* **Extracted entries**
────────────────────────────────────────

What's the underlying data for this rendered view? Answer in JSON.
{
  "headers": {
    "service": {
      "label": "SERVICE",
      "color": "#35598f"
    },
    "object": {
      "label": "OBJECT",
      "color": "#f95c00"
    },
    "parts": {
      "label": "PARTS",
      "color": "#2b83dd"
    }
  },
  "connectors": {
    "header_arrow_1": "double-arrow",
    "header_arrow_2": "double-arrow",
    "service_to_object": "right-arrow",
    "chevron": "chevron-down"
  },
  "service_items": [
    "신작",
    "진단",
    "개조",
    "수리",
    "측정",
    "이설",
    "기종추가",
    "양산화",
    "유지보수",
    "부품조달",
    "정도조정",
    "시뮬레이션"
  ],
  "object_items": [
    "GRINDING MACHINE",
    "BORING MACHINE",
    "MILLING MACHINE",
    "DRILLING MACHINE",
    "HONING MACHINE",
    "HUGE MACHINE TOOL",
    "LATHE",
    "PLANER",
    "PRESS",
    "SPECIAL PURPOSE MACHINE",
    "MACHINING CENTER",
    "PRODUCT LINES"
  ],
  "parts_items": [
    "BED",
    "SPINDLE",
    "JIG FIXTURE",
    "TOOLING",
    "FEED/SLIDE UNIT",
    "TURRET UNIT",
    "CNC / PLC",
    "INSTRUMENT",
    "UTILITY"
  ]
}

────────────────────────────────────────

* **Task directions**
From the listing above, copy every line that includes the word "label".

* **Problem solution**
      "label": "SERVICE",
      "label": "OBJECT",
      "label": "PARTS",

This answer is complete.